■ DIRECTIONS FOR THIS TASK: Review the lines that follow and copy each one that contains the word "text".

■ DATA SECTION:
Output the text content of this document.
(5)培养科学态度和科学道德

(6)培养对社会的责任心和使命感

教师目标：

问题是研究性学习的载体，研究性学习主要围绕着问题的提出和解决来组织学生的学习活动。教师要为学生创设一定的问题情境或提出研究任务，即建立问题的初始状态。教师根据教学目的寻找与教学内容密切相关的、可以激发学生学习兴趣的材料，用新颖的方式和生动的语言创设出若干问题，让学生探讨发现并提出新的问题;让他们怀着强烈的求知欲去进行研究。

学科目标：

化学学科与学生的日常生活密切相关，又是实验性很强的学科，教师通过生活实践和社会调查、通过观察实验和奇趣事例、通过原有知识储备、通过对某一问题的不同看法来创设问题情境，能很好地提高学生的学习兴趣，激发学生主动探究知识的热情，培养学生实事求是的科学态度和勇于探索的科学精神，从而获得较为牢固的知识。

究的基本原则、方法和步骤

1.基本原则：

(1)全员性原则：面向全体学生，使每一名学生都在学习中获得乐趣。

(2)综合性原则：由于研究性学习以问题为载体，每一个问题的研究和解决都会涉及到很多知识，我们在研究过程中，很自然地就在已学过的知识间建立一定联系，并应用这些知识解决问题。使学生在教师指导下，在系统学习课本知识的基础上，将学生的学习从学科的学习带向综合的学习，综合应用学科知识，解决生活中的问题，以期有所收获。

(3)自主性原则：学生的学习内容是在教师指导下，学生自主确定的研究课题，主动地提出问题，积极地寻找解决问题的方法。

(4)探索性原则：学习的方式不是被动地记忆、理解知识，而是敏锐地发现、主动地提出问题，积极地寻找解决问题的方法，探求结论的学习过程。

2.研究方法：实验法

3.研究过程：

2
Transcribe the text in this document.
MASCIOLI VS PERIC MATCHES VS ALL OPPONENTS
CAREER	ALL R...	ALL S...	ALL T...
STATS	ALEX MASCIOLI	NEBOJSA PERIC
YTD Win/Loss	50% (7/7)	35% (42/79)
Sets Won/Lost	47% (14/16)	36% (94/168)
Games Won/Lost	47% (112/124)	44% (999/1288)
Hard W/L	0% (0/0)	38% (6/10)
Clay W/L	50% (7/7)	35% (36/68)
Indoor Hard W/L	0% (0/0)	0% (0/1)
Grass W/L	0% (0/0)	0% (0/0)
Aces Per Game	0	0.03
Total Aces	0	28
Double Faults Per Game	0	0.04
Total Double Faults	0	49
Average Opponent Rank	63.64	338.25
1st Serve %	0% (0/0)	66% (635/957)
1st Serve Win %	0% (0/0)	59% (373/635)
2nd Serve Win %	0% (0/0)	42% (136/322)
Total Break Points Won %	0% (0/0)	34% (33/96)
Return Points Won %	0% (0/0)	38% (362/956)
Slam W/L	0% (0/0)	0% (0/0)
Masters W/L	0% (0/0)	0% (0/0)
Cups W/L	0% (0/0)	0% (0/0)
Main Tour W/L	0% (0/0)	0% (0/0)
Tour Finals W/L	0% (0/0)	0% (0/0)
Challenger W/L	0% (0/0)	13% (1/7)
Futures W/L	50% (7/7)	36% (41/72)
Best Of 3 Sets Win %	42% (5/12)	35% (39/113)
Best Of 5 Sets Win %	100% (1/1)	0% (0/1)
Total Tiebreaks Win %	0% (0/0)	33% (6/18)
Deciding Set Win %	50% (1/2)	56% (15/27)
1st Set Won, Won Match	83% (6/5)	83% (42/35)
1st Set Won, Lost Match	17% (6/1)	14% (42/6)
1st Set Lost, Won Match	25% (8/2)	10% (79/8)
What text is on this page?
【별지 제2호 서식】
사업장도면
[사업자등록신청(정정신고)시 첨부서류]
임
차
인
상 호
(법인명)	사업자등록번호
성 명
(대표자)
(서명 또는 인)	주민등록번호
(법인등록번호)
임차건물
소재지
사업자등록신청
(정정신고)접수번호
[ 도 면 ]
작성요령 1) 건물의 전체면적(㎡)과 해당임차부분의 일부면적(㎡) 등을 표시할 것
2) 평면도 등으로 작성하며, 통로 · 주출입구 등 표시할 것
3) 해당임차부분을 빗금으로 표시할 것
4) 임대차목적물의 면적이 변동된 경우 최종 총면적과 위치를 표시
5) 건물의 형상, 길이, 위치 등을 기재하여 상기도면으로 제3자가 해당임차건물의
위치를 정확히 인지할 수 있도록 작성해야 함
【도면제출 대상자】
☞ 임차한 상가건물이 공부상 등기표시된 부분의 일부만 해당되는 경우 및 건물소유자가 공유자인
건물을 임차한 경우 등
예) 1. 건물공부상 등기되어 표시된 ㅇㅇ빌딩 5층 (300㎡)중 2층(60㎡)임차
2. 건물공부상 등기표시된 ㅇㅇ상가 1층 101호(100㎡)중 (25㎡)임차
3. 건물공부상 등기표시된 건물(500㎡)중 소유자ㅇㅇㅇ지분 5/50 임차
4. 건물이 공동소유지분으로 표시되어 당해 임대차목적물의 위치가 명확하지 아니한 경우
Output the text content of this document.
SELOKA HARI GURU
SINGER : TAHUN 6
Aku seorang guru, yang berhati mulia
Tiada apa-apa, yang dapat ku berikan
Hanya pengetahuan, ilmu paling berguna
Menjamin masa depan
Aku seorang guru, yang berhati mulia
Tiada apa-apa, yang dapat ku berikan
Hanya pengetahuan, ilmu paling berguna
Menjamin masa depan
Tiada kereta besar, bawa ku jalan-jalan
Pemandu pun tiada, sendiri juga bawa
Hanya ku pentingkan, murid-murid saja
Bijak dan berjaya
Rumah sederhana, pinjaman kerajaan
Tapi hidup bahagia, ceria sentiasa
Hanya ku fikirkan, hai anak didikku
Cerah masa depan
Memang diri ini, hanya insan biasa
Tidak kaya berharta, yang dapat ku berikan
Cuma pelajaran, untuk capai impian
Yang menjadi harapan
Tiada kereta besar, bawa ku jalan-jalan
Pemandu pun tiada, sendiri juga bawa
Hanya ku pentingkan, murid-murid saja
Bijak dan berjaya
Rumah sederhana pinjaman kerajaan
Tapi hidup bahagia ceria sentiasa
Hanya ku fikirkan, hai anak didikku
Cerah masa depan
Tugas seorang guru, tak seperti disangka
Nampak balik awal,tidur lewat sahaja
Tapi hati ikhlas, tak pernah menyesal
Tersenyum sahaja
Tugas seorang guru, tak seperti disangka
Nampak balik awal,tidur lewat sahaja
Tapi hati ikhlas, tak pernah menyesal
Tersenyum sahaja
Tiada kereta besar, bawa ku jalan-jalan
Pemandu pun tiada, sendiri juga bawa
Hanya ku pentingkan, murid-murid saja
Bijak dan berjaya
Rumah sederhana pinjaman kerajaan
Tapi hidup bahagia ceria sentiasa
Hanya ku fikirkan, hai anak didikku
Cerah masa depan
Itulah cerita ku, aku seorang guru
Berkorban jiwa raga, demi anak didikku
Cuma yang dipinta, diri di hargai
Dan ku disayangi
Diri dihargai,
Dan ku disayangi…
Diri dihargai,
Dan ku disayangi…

■ WRITTEN REPLY:
Output the text content of this document.
Transcribe the text in this document.
What text is on this page?
Output the text content of this document.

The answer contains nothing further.